▶ **Job**: Output every entry exactly as written, skipping any pictures.

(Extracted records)
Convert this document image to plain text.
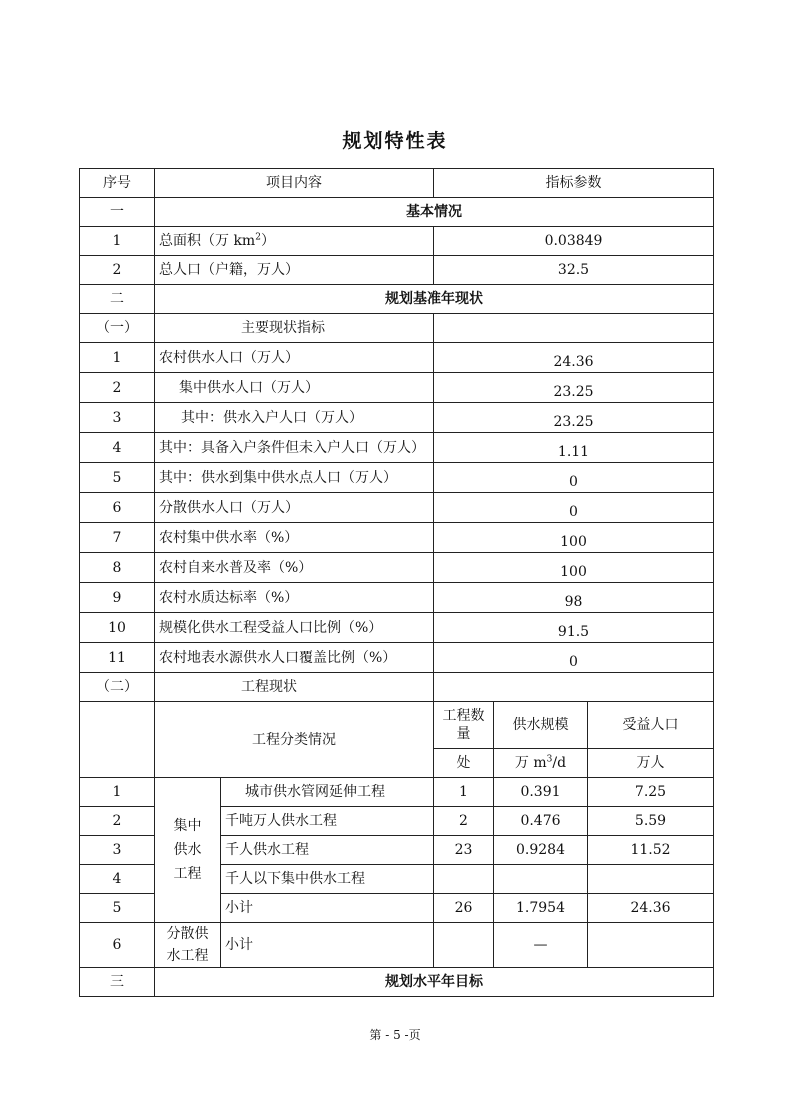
规划特性表
序号	项目内容		指标参数		
一	基本情况				
1	总面积（万 $km^2$）		0.03849		
2	总人口（户籍，万人）		32.5		
二	规划基准年现状				
（一）	主要现状指标				
1	农村供水人口（万人）		24.36		
2	集中供水人口（万人）		23.25		
3	其中：供水入户人口（万人）		23.25		
4	其中：具备入户条件但未入户人口（万人）		1.11		
5	其中：供水到集中供水点人口（万人）		0		
6	分散供水人口（万人）		0		
7	农村集中供水率（%）		100		
8	农村自来水普及率（%）		100		
9	农村水质达标率（%）		98		
10	规模化供水工程受益人口比例（%）		91.5		
11	农村地表水源供水人口覆盖比例（%）		0		
（二）	工程现状				
	工程分类情况		工程数量	供水规模	受益人口
			处	万 $m^3/d$	万人
1	集中供水工程	城市供水管网延伸工程	1	0.391	7.25
2		千吨万人供水工程	2	0.476	5.59
3		千人供水工程	23	0.9284	11.52
4		千人以下集中供水工程			
5		小计	26	1.7954	24.36
6	分散供水工程	小计		—	
三	规划水平年目标				
第 - 5 -页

▶ **Output below**:
Convert this document image to plain text.
规划特性表
序号	项目内容		指标参数		
一	基本情况				
1	总面积（万 $km^2$）		0.03849		
2	总人口（户籍，万人）		32.5		
二	规划基准年现状				
（一）	主要现状指标				
1	农村供水人口（万人）		24.36		
2	集中供水人口（万人）		23.25		
3	其中：供水入户人口（万人）		23.25		
4	其中：具备入户条件但未入户人口（万人）		1.11		
5	其中：供水到集中供水点人口（万人）		0		
6	分散供水人口（万人）		0		
7	农村集中供水率（%）		100		
8	农村自来水普及率（%）		100		
9	农村水质达标率（%）		98		
10	规模化供水工程受益人口比例（%）		91.5		
11	农村地表水源供水人口覆盖比例（%）		0		
（二）	工程现状				
	工程分类情况		工程数量	供水规模	受益人口
			处	万 $m^3/d$	万人
1	集中供水工程	城市供水管网延伸工程	1	0.391	7.25
2		千吨万人供水工程	2	0.476	5.59
3		千人供水工程	23	0.9284	11.52
4		千人以下集中供水工程			
5		小计	26	1.7954	24.36
6	分散供水工程	小计		—	
三	规划水平年目标				
第 - 5 -页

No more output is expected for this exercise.